• EXCERPT
To supplement its consolidated financial results presented in accordance with GAAP, IDT uses non-GAAP financial measures which are adjusted from the most directly comparable GAAP financial measures to exclude certain items, as described in detail below. Management believes that these non-GAAP financial measures reflect an additional and useful way of viewing aspects of the Company's operations that, when viewed in conjunction with IDT's GAAP results, provide a more comprehensive understanding of the various factors and trends affecting the Company's business and operations. It should also be noted that IDT's non-GAAP information may be different from the non-GAAP information provided by other companies. Non-GAAP financial measures used by IDT include:

• Cost of revenues;

• Gross profit;

• Research and development expenses;

• Selling, general and administrative expenses;

• Interest income and other;

• Provision (benefit) for income taxes, continuing operations

• Operating income;

• Net income from continuing operations;

• Diluted net income per share, continuing operations; and

• Weighted average shares outstanding - diluted

The Company presents non-GAAP financial measures because the investor community uses non-GAAP results in its analysis and comparison of historical results and projections of the Company's future operating results. These non-GAAP results exclude acquisition related expense, restructuring and divestiture related costs (gain), share-based compensation expense, results from discontinued operations, stockholder expenses and certain other expenses and benefits. Management uses these non-GAAP measures to manage and assess the profitability of the business. These non-GAAP results are also consistent with the way management internally analyzes IDT's financial results.

• WHAT THE TASK REQUIRES
Write the next part of the passage on IDT's non-GAAP financial measures, starting after its last sentence. The lines that come after this passage are unrelated material and stand apart from it.

• DATA EXTRACT
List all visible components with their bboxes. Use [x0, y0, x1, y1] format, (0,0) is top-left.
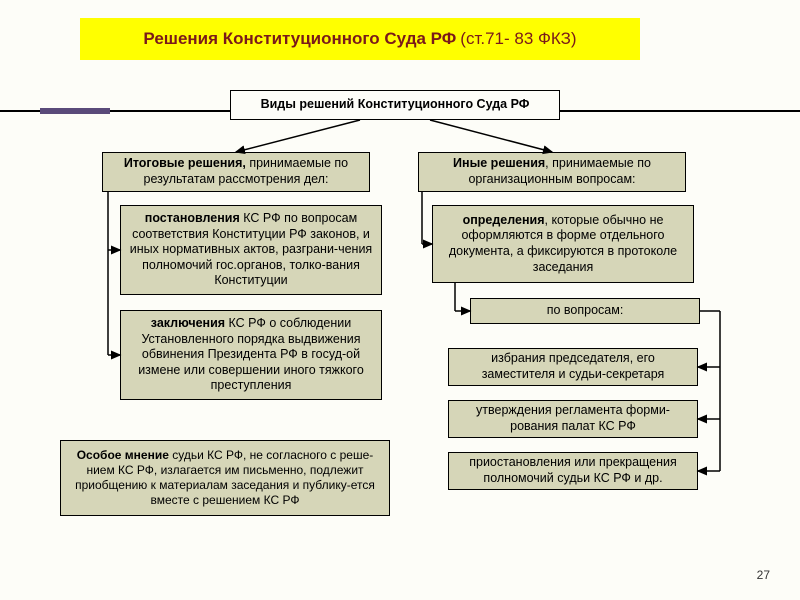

• IN RESPONSE
There are limitations in using non-GAAP financial measures because they are not prepared in accordance with GAAP and may be different from non-GAAP financial measures used by other companies. The presentation of non-GAAP financial information is not meant to be considered in isolation or as a substitute for the most directly comparable GAAP financial measures. The non-GAAP financial measures supplement, and should be viewed in conjunction with, GAAP financial measures. Investors should review the reconciliations of the non-GAAP financial measures to their most directly comparable GAAP financial measures as provided in the accompanying press release.

As presented in the "Reconciliation of GAAP to Non-GAAP" tables in the accompanying press release, each of the non-GAAP financial measures excludes one or more of the following items:

Acquisition related. Acquisition-related charges are not factored into management's evaluation of potential acquisitions or IDT's performance after completion of acquisitions, because they are not related to the Company's core operating performance. Adjustments of these items provide investors with a basis to compare IDT's performance to other companies without the variability caused by purchase accounting. Acquisition-related expenses primarily include:

  • Amortization of acquisition related intangibles, which include acquired intangibles such as purchased technology, patents, customer relationships, trademarks, backlog and non-compete agreements.
  • Acquisition related costs such as legal, accounting and other professional or consulting fees directly related to an acquisition.
  • Fair market value adjustment to acquired inventory sold.

Restructuring related. Restructuring charges primarily relate to changes in IDT's infrastructure in efforts to reduce costs and expenses (gains) associated with strategic divestitures and restructuring in force actions. Restructuring charges (gains) are excluded from non-GAAP financial measures because they are not considered core operating activities. Although IDT has engaged in various restructuring activities in the past, each has been a discrete event based on a unique set of business objectives. As such, management believes that it is appropriate to exclude restructuring charges (gains) from IDT's non-GAAP financial measures as it enhances the ability of investors to compare the Company's period-over-period operating results from continuing operations. Restructuring-related charges (gains) primarily include:

  • Severance and retention costs directly related to a restructuring action.
  • Facility closure costs consist of ongoing costs associated with the exit of our leased and owned facilities.
  • Gain on divestiture consists of gains recognized upon the strategic sale of business units.
  • Assets impairments including accelerated depreciation of certain assets no longer in use and impairment charge related to a note receivable and subsequent recoveries.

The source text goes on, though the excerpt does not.